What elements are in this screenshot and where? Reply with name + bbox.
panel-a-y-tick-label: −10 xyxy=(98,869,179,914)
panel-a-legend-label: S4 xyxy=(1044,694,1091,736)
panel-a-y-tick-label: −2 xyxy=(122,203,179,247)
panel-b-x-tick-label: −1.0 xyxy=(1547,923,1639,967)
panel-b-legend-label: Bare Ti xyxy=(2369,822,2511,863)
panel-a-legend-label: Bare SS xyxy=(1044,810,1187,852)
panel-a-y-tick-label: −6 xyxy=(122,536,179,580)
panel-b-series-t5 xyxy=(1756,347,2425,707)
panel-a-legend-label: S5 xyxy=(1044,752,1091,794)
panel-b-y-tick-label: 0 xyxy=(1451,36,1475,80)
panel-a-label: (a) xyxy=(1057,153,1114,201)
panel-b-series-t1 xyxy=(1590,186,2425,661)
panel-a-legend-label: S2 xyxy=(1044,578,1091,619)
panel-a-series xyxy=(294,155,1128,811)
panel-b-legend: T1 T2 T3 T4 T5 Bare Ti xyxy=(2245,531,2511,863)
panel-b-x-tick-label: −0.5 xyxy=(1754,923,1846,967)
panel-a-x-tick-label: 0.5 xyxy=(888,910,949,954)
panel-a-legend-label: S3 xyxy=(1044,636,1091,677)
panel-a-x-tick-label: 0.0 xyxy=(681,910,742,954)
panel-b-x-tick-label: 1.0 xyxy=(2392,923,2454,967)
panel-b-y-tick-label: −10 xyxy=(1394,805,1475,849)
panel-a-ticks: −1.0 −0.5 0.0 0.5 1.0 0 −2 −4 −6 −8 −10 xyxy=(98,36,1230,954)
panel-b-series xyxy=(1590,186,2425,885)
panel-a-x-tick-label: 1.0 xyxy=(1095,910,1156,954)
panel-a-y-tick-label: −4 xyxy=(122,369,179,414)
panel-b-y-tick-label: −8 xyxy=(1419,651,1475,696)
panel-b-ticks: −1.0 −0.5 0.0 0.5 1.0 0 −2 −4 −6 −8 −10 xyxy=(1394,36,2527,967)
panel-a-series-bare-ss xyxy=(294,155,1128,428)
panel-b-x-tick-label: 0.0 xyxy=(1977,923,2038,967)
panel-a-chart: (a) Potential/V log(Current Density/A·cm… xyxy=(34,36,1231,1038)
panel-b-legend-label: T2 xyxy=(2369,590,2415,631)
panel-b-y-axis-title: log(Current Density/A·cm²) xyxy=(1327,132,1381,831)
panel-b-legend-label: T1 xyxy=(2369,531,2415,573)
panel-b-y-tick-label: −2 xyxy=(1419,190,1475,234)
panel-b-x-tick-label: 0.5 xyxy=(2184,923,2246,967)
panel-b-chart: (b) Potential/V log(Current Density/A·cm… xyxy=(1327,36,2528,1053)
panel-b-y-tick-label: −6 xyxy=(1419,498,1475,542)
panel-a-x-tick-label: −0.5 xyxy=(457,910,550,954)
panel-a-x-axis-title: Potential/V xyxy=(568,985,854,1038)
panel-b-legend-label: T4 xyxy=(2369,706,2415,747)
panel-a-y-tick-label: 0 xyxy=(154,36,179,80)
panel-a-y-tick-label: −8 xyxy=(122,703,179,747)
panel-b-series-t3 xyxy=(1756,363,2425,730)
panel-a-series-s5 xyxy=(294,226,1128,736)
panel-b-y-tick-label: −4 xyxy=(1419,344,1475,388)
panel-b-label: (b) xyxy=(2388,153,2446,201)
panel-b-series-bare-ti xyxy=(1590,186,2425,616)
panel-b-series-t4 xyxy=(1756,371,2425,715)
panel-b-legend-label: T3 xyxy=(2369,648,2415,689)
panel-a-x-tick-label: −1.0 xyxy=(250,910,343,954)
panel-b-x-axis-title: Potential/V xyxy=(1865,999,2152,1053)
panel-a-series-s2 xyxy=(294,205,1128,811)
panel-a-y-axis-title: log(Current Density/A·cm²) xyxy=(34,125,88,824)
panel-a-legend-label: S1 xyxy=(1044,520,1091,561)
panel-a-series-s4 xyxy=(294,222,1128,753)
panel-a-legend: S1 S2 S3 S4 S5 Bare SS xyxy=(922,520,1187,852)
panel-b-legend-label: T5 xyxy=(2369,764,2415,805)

- [What is asked]: Please rewrite all the items above as a Markdown table with two columns, Row and Entry: give each line its row number and skip any blank lines.

- [Answer for the task]:
| Row | Entry |
|---|---|
| 1 | What elements are in this screenshot and where? Reply with name + bbox. |
| 2 | panel-a-y-tick-label: −10 xyxy=(98,869,179,914) |
| 3 | panel-a-legend-label: S4 xyxy=(1044,694,1091,736) |
| 4 | panel-a-y-tick-label: −2 xyxy=(122,203,179,247) |
| 5 | panel-b-x-tick-label: −1.0 xyxy=(1547,923,1639,967) |
| 6 | panel-b-legend-label: Bare Ti xyxy=(2369,822,2511,863) |
| 7 | panel-a-legend-label: Bare SS xyxy=(1044,810,1187,852) |
| 8 | panel-a-y-tick-label: −6 xyxy=(122,536,179,580) |
| 9 | panel-b-series-t5 xyxy=(1756,347,2425,707) |
| 10 | panel-a-legend-label: S5 xyxy=(1044,752,1091,794) |
| 11 | panel-b-y-tick-label: 0 xyxy=(1451,36,1475,80) |
| 12 | panel-a-label: (a) xyxy=(1057,153,1114,201) |
| 13 | panel-b-series-t1 xyxy=(1590,186,2425,661) |
| 14 | panel-a-legend-label: S2 xyxy=(1044,578,1091,619) |
| 15 | panel-a-series xyxy=(294,155,1128,811) |
| 16 | panel-b-legend: T1 T2 T3 T4 T5 Bare Ti xyxy=(2245,531,2511,863) |
| 17 | panel-b-x-tick-label: −0.5 xyxy=(1754,923,1846,967) |
| 18 | panel-a-x-tick-label: 0.5 xyxy=(888,910,949,954) |
| 19 | panel-a-legend-label: S3 xyxy=(1044,636,1091,677) |
| 20 | panel-a-x-tick-label: 0.0 xyxy=(681,910,742,954) |
| 21 | panel-b-x-tick-label: 1.0 xyxy=(2392,923,2454,967) |
| 22 | panel-b-y-tick-label: −10 xyxy=(1394,805,1475,849) |
| 23 | panel-a-ticks: −1.0 −0.5 0.0 0.5 1.0 0 −2 −4 −6 −8 −10 xyxy=(98,36,1230,954) |
| 24 | panel-b-series xyxy=(1590,186,2425,885) |
| 25 | panel-a-x-tick-label: 1.0 xyxy=(1095,910,1156,954) |
| 26 | panel-a-y-tick-label: −4 xyxy=(122,369,179,414) |
| 27 | panel-b-y-tick-label: −8 xyxy=(1419,651,1475,696) |
| 28 | panel-b-ticks: −1.0 −0.5 0.0 0.5 1.0 0 −2 −4 −6 −8 −10 xyxy=(1394,36,2527,967) |
| 29 | panel-a-series-bare-ss xyxy=(294,155,1128,428) |
| 30 | panel-b-x-tick-label: 0.0 xyxy=(1977,923,2038,967) |
| 31 | panel-a-chart: (a) Potential/V log(Current Density/A·cm… xyxy=(34,36,1231,1038) |
| 32 | panel-b-legend-label: T2 xyxy=(2369,590,2415,631) |
| 33 | panel-b-y-axis-title: log(Current Density/A·cm²) xyxy=(1327,132,1381,831) |
| 34 | panel-b-legend-label: T1 xyxy=(2369,531,2415,573) |
| 35 | panel-b-y-tick-label: −2 xyxy=(1419,190,1475,234) |
| 36 | panel-b-x-tick-label: 0.5 xyxy=(2184,923,2246,967) |
| 37 | panel-b-chart: (b) Potential/V log(Current Density/A·cm… xyxy=(1327,36,2528,1053) |
| 38 | panel-b-y-tick-label: −6 xyxy=(1419,498,1475,542) |
| 39 | panel-a-x-tick-label: −0.5 xyxy=(457,910,550,954) |
| 40 | panel-a-x-axis-title: Potential/V xyxy=(568,985,854,1038) |
| 41 | panel-b-legend-label: T4 xyxy=(2369,706,2415,747) |
| 42 | panel-a-y-tick-label: 0 xyxy=(154,36,179,80) |
| 43 | panel-a-y-tick-label: −8 xyxy=(122,703,179,747) |
| 44 | panel-b-series-t3 xyxy=(1756,363,2425,730) |
| 45 | panel-a-series-s5 xyxy=(294,226,1128,736) |
| 46 | panel-b-y-tick-label: −4 xyxy=(1419,344,1475,388) |
| 47 | panel-b-label: (b) xyxy=(2388,153,2446,201) |
| 48 | panel-b-series-bare-ti xyxy=(1590,186,2425,616) |
| 49 | panel-b-series-t4 xyxy=(1756,371,2425,715) |
| 50 | panel-b-legend-label: T3 xyxy=(2369,648,2415,689) |
| 51 | panel-a-x-tick-label: −1.0 xyxy=(250,910,343,954) |
| 52 | panel-b-x-axis-title: Potential/V xyxy=(1865,999,2152,1053) |
| 53 | panel-a-series-s2 xyxy=(294,205,1128,811) |
| 54 | panel-a-y-axis-title: log(Current Density/A·cm²) xyxy=(34,125,88,824) |
| 55 | panel-a-legend-label: S1 xyxy=(1044,520,1091,561) |
| 56 | panel-a-series-s4 xyxy=(294,222,1128,753) |
| 57 | panel-a-legend: S1 S2 S3 S4 S5 Bare SS xyxy=(922,520,1187,852) |
| 58 | panel-b-legend-label: T5 xyxy=(2369,764,2415,805) |